*PROBLEM TO WORK ON*.
Here are some entries; quote each one exactly.

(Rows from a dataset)

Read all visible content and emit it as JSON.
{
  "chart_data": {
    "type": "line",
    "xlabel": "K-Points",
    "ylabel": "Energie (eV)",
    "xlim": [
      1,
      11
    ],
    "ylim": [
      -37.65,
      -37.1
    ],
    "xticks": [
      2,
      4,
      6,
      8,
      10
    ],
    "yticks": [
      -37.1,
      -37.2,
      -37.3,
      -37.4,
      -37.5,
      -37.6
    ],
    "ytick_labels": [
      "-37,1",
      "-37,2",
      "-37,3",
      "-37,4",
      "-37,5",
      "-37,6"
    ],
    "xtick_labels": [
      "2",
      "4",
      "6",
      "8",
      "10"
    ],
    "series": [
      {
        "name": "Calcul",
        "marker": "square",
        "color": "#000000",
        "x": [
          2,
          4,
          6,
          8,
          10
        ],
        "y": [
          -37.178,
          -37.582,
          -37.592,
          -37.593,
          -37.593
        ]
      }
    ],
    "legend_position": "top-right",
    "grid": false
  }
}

*EXERCISE RESPONSE*.
Read all visible content and emit it as JSON.
{
  "chart_data": {
    "type": "line",
    "xlabel": "K-Points",
    "ylabel": "Energie (eV)",
    "xlim": [
      1,
      11
    ],
    "ylim": [
      -37.65,
      -37.1
    ],
    "xticks": [
      2,
      4,
      6,
      8,
      10
    ],
    "yticks": [
      -37.1,
      -37.2,
      -37.3,
      -37.4,
      -37.5,
      -37.6
    ],
    "ytick_labels": [
      "-37,1",
      "-37,2",
      "-37,3",
      "-37,4",
      "-37,5",
      "-37,6"
    ],
    "xtick_labels": [
      "2",
      "4",
      "6",
      "8",
      "10"
    ],
    "series": [
      {
        "name": "Calcul",
        "marker": "square",
        "color": "#000000",
        "x": [
          2,
          4,
          6,
          8,
          10
        ],
        "y": [
          -37.178,
          -37.582,
          -37.592,
          -37.593,
          -37.593
        ]
      }
    ],
    "legend_position": "top-right",
    "grid": false
  }
}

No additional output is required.